**GOAL OF THE EXERCISE**
Each record below should be output verbatim, without pictures.

=-=-=-=-=

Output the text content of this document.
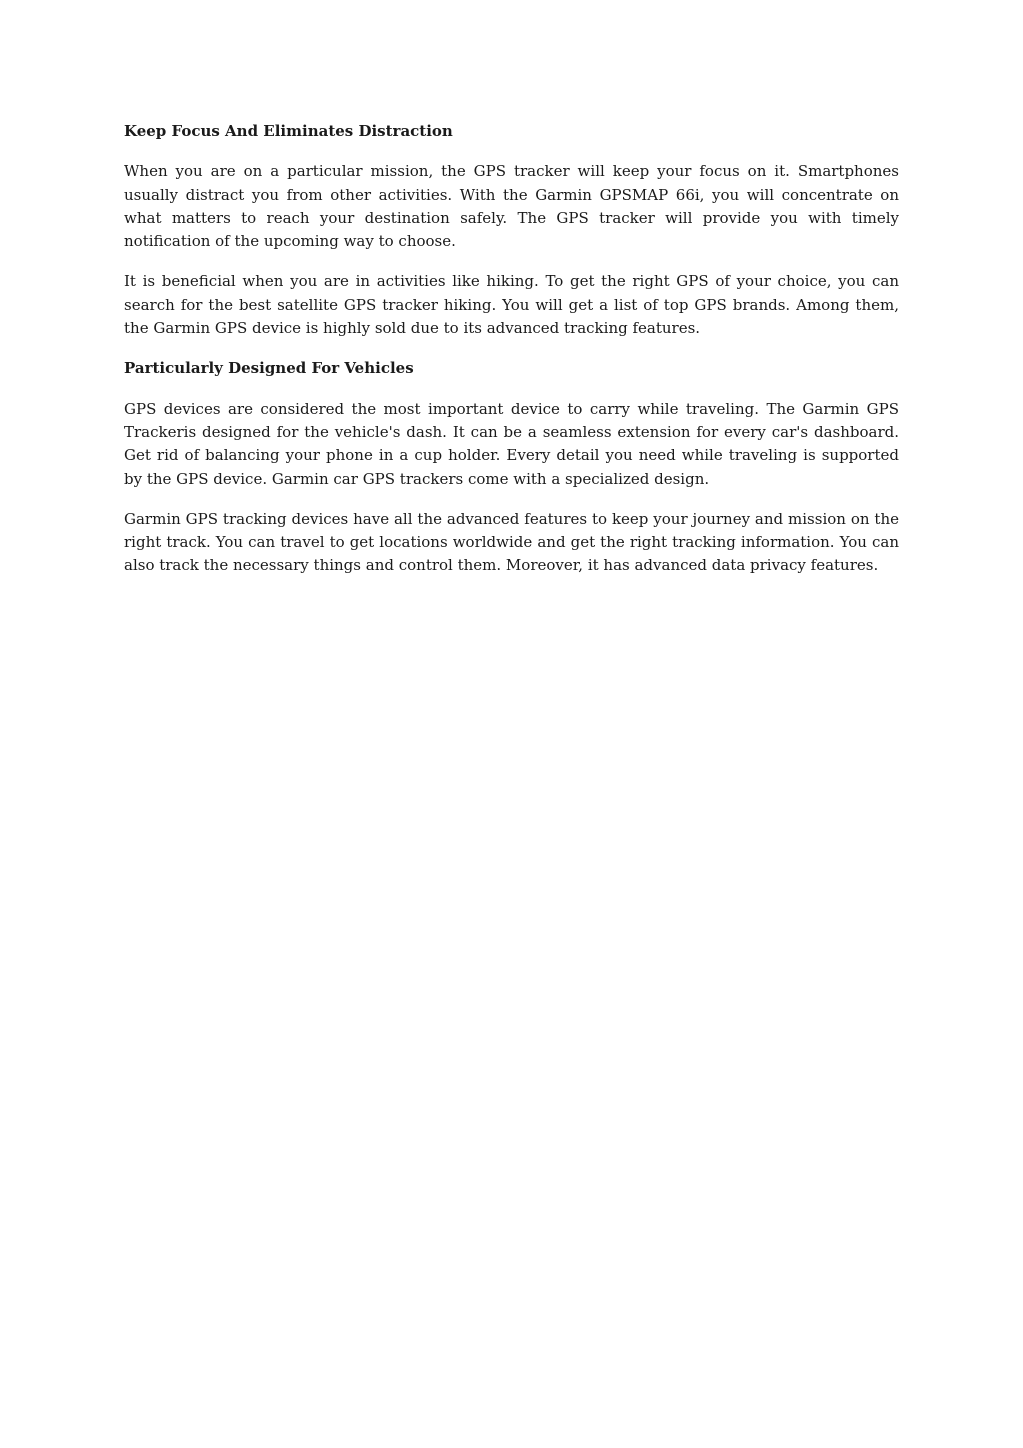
Keep Focus And Eliminates Distraction

When you are on a particular mission, the GPS tracker will keep your focus on it. Smartphones usually distract you from other activities. With the Garmin GPSMAP 66i, you will concentrate on what matters to reach your destination safely. The GPS tracker will provide you with timely notification of the upcoming way to choose.

It is beneficial when you are in activities like hiking. To get the right GPS of your choice, you can search for the best satellite GPS tracker hiking. You will get a list of top GPS brands. Among them, the Garmin GPS device is highly sold due to its advanced tracking features.

Particularly Designed For Vehicles

GPS devices are considered the most important device to carry while traveling. The Garmin GPS Trackeris designed for the vehicle's dash. It can be a seamless extension for every car's dashboard. Get rid of balancing your phone in a cup holder. Every detail you need while traveling is supported by the GPS device. Garmin car GPS trackers come with a specialized design.

Garmin GPS tracking devices have all the advanced features to keep your journey and mission on the right track. You can travel to get locations worldwide and get the right tracking information. You can also track the necessary things and control them. Moreover, it has advanced data privacy features.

=-=-=-=-=

**IN RESPONSE**
Output the text content of this document.
Keep Focus And Eliminates Distraction

When you are on a particular mission, the GPS tracker will keep your focus on it. Smartphones usually distract you from other activities. With the Garmin GPSMAP 66i, you will concentrate on what matters to reach your destination safely. The GPS tracker will provide you with timely notification of the upcoming way to choose.

It is beneficial when you are in activities like hiking. To get the right GPS of your choice, you can search for the best satellite GPS tracker hiking. You will get a list of top GPS brands. Among them, the Garmin GPS device is highly sold due to its advanced tracking features.

Particularly Designed For Vehicles

GPS devices are considered the most important device to carry while traveling. The Garmin GPS Trackeris designed for the vehicle's dash. It can be a seamless extension for every car's dashboard. Get rid of balancing your phone in a cup holder. Every detail you need while traveling is supported by the GPS device. Garmin car GPS trackers come with a specialized design.

Garmin GPS tracking devices have all the advanced features to keep your journey and mission on the right track. You can travel to get locations worldwide and get the right tracking information. You can also track the necessary things and control them. Moreover, it has advanced data privacy features.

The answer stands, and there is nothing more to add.